**Information given**.
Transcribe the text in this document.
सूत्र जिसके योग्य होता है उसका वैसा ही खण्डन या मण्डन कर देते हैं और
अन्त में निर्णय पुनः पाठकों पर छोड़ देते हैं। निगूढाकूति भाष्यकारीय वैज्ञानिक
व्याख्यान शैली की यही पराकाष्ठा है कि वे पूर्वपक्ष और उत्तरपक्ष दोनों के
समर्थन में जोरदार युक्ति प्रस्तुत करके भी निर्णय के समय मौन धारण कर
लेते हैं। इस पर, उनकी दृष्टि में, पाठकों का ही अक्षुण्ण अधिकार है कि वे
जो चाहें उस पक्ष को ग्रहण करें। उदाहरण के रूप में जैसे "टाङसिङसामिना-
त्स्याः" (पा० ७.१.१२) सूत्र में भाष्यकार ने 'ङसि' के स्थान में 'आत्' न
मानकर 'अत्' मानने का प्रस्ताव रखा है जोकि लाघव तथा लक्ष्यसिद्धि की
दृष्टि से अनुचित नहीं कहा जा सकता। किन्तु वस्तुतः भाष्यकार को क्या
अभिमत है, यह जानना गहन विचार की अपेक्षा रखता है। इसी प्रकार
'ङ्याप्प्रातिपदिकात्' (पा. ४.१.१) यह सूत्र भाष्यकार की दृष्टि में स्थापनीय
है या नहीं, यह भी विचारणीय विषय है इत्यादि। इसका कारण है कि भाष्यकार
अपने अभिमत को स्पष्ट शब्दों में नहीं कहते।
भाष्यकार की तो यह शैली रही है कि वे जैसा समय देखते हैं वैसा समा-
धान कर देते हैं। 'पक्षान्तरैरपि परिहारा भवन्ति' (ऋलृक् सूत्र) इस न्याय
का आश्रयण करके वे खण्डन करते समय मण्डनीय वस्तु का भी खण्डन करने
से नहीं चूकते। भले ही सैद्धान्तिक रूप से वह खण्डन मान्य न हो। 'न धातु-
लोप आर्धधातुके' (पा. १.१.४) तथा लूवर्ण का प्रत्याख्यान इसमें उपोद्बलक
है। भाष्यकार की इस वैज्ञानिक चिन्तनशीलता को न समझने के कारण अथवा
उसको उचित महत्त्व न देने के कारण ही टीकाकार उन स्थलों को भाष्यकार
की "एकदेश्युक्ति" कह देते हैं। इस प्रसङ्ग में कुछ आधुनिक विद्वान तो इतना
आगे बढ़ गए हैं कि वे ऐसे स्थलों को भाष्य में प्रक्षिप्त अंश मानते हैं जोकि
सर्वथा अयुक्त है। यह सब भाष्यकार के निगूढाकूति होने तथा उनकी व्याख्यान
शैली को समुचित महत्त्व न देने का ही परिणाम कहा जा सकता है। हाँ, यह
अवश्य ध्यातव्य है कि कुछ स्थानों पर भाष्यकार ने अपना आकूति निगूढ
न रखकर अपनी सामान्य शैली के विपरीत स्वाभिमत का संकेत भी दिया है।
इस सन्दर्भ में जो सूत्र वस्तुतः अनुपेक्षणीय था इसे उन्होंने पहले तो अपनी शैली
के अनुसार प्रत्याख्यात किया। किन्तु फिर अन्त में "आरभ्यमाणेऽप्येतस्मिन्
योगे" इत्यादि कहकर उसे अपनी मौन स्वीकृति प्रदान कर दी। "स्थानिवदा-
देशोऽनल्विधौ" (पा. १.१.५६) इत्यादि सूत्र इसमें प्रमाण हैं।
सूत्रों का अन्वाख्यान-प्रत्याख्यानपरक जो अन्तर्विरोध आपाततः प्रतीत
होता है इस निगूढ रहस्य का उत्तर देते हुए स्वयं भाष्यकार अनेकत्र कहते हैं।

**What the task asks**.
Output each record precisely as given.

**Answer to the problem**.
Transcribe the text in this document.
सूत्र जिसके योग्य होता है उसका वैसा ही खण्डन या मण्डन कर देते हैं और
अन्त में निर्णय पुनः पाठकों पर छोड़ देते हैं। निगूढाकूति भाष्यकारीय वैज्ञानिक
व्याख्यान शैली की यही पराकाष्ठा है कि वे पूर्वपक्ष और उत्तरपक्ष दोनों के
समर्थन में जोरदार युक्ति प्रस्तुत करके भी निर्णय के समय मौन धारण कर
लेते हैं। इस पर, उनकी दृष्टि में, पाठकों का ही अक्षुण्ण अधिकार है कि वे
जो चाहें उस पक्ष को ग्रहण करें। उदाहरण के रूप में जैसे "टाङसिङसामिना-
त्स्याः" (पा० ७.१.१२) सूत्र में भाष्यकार ने 'ङसि' के स्थान में 'आत्' न
मानकर 'अत्' मानने का प्रस्ताव रखा है जोकि लाघव तथा लक्ष्यसिद्धि की
दृष्टि से अनुचित नहीं कहा जा सकता। किन्तु वस्तुतः भाष्यकार को क्या
अभिमत है, यह जानना गहन विचार की अपेक्षा रखता है। इसी प्रकार
'ङ्याप्प्रातिपदिकात्' (पा. ४.१.१) यह सूत्र भाष्यकार की दृष्टि में स्थापनीय
है या नहीं, यह भी विचारणीय विषय है इत्यादि। इसका कारण है कि भाष्यकार
अपने अभिमत को स्पष्ट शब्दों में नहीं कहते।
भाष्यकार की तो यह शैली रही है कि वे जैसा समय देखते हैं वैसा समा-
धान कर देते हैं। 'पक्षान्तरैरपि परिहारा भवन्ति' (ऋलृक् सूत्र) इस न्याय
का आश्रयण करके वे खण्डन करते समय मण्डनीय वस्तु का भी खण्डन करने
से नहीं चूकते। भले ही सैद्धान्तिक रूप से वह खण्डन मान्य न हो। 'न धातु-
लोप आर्धधातुके' (पा. १.१.४) तथा लूवर्ण का प्रत्याख्यान इसमें उपोद्बलक
है। भाष्यकार की इस वैज्ञानिक चिन्तनशीलता को न समझने के कारण अथवा
उसको उचित महत्त्व न देने के कारण ही टीकाकार उन स्थलों को भाष्यकार
की "एकदेश्युक्ति" कह देते हैं। इस प्रसङ्ग में कुछ आधुनिक विद्वान तो इतना
आगे बढ़ गए हैं कि वे ऐसे स्थलों को भाष्य में प्रक्षिप्त अंश मानते हैं जोकि
सर्वथा अयुक्त है। यह सब भाष्यकार के निगूढाकूति होने तथा उनकी व्याख्यान
शैली को समुचित महत्त्व न देने का ही परिणाम कहा जा सकता है। हाँ, यह
अवश्य ध्यातव्य है कि कुछ स्थानों पर भाष्यकार ने अपना आकूति निगूढ
न रखकर अपनी सामान्य शैली के विपरीत स्वाभिमत का संकेत भी दिया है।
इस सन्दर्भ में जो सूत्र वस्तुतः अनुपेक्षणीय था इसे उन्होंने पहले तो अपनी शैली
के अनुसार प्रत्याख्यात किया। किन्तु फिर अन्त में "आरभ्यमाणेऽप्येतस्मिन्
योगे" इत्यादि कहकर उसे अपनी मौन स्वीकृति प्रदान कर दी। "स्थानिवदा-
देशोऽनल्विधौ" (पा. १.१.५६) इत्यादि सूत्र इसमें प्रमाण हैं।
सूत्रों का अन्वाख्यान-प्रत्याख्यानपरक जो अन्तर्विरोध आपाततः प्रतीत
होता है इस निगूढ रहस्य का उत्तर देते हुए स्वयं भाष्यकार अनेकत्र कहते हैं।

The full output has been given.